READING TEXT:
I'm one of the founders @ cloudkick, and our goal is to eliminate the hassle of setting up and maintaining your own monitoring install.
Nagios is difficult to set up and get right, we abstract away all the details and let you simply click to add more monitoring. Its simple and we worry about the scaling.
Now I'm interested. If you could give me really good graphs of different aspects of performance, of an entire hadoop compute cluster at once... perhaps by tying into hadoop... I would love you.
We have a bunch of interesting distributed computing problems we are solving in the pipe, so stay tuned. Nothing out of the box yet...
Currently, we have a pretty unique graphing framework. Basically, you can plot any bit of data and send it back to the server, but the limitation is you have to launch the server through us. The feature will be added soon as available to anyone with a cloud server.
If I have to launch the instance with you, that pretty much makes using it for compute clusters impossible. One launches those from a script at the shell.

DATA SECTION:
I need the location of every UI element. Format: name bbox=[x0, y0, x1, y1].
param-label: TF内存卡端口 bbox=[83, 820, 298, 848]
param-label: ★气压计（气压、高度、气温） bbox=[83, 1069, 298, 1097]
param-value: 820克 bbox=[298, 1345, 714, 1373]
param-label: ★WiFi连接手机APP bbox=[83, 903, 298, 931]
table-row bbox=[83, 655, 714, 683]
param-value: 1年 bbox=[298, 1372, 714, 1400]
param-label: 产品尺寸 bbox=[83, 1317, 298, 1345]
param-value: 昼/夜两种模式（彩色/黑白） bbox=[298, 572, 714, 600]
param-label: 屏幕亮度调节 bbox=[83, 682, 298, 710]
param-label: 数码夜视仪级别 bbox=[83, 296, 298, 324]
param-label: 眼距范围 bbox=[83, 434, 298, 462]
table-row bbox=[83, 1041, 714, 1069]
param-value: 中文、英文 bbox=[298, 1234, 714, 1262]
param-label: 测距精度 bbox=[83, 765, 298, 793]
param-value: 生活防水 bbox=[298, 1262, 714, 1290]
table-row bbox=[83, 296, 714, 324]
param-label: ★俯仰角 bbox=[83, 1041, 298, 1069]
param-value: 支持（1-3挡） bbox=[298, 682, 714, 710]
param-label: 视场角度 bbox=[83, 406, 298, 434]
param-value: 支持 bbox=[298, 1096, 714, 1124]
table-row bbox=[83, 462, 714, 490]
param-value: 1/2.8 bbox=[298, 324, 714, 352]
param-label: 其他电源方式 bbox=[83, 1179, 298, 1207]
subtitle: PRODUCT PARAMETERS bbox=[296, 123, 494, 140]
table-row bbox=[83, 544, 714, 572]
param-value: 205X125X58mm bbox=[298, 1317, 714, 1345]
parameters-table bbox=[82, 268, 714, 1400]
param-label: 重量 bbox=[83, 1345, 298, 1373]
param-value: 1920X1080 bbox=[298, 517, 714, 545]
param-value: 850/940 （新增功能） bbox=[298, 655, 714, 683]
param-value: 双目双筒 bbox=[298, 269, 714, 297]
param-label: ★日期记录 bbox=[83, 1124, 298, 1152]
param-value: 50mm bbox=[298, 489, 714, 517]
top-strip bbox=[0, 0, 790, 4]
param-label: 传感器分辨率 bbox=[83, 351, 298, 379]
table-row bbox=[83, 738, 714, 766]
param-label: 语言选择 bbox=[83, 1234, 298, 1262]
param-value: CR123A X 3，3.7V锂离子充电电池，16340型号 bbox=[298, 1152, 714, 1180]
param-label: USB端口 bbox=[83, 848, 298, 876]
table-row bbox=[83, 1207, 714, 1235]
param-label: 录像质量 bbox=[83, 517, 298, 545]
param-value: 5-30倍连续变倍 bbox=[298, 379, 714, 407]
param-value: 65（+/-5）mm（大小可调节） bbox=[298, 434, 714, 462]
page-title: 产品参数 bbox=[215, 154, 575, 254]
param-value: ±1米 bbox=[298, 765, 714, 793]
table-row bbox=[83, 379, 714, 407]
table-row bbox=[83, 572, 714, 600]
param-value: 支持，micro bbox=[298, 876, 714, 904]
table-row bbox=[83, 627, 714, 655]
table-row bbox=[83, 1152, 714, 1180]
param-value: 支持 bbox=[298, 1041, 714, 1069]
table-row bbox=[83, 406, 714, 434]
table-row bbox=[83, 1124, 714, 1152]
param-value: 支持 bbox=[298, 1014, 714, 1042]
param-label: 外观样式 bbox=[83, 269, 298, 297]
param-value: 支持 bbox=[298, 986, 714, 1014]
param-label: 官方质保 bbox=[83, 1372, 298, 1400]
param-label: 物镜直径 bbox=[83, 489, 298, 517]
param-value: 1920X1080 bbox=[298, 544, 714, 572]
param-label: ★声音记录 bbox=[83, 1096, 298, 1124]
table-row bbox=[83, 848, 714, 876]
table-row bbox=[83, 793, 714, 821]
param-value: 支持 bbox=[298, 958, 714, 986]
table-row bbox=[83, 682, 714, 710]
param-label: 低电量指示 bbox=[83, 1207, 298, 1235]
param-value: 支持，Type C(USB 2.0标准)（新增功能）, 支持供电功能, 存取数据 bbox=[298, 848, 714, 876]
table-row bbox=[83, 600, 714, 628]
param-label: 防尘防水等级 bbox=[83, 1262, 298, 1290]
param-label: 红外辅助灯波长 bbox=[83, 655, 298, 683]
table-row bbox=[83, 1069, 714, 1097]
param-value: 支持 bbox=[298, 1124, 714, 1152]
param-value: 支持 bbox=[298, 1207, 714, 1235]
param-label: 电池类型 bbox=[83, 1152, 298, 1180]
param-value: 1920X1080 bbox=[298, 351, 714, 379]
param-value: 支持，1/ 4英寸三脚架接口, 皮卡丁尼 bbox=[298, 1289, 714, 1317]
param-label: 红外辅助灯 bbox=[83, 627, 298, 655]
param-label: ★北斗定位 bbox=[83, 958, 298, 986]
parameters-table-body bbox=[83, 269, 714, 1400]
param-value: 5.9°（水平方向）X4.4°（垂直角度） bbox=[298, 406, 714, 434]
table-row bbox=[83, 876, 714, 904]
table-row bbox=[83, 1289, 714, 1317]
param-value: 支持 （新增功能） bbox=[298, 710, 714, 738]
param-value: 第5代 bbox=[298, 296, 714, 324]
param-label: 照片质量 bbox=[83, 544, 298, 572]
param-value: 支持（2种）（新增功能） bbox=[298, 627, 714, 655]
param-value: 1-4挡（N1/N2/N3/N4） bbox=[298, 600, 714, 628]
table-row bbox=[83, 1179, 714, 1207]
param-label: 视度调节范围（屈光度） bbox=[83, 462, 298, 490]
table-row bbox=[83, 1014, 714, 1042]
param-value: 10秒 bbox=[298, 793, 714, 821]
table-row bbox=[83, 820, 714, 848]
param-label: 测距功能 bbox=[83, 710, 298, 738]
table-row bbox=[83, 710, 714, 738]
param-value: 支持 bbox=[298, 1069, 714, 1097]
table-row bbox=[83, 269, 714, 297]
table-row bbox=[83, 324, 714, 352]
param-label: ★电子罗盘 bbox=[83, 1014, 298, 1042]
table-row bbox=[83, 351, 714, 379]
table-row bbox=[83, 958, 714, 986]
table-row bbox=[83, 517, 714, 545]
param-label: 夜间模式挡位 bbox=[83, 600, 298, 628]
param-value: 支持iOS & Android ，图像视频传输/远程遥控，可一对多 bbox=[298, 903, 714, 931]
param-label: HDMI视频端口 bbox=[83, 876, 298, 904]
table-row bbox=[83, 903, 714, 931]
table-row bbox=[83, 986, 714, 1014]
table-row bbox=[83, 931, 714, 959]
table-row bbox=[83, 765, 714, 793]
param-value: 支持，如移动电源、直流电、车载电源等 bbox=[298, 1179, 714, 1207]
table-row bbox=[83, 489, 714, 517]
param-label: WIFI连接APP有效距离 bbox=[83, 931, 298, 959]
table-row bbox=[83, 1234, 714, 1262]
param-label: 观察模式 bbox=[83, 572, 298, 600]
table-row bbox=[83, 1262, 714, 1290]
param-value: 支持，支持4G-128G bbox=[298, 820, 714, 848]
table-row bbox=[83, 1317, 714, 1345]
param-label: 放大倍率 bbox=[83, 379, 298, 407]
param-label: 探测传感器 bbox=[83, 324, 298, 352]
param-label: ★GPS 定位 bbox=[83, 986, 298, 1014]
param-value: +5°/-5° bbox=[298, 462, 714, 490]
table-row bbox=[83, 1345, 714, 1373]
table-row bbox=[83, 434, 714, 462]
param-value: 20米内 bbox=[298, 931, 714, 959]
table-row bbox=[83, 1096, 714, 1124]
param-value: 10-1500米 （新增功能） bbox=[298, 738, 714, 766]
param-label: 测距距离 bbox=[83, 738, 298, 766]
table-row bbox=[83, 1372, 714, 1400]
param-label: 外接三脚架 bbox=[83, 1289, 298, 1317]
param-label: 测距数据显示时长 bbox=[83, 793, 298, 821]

ASSIGNMENT 1:
In the cloudkick monitoring thread, translate this sentence into Spanish: "If I have to launch the instance with you, that pretty much makes using it for compute clusters impossible."
ASSIGNMENT 2:
Carry the cloudkick monitoring thread forward from its final comment.
The material comes from a separate source, unrelated to the monitoring thread.

ANSWER AREA 1:
Si tengo que lanzar la instancia con ustedes, eso prácticamente hace imposible usarlo para clústeres de cómputo.

ANSWER AREA 2:
Its definitely the first iteration of the service with many more to come. This is one of the most basic needs for any production system, the diagnostics side (alerts) and the preventative maintenance side (load graphs). So stay tuned.
I like Nagios, but it's not designed to dynamically add and subtract nodes. It doesn't auto-spawn nodes when you're running over X% CPU on Y% nodes.
If this can do that, it's a winner.
-CPD
Scalr will do that, but not very reliably so far. As far as I know, Rightscale is the only reliable service that will let you do this, albeit with some work on your part with their images and scripts, but they are out of the price range of most bootstrapped startups at $500 a month and a bigger up front fee.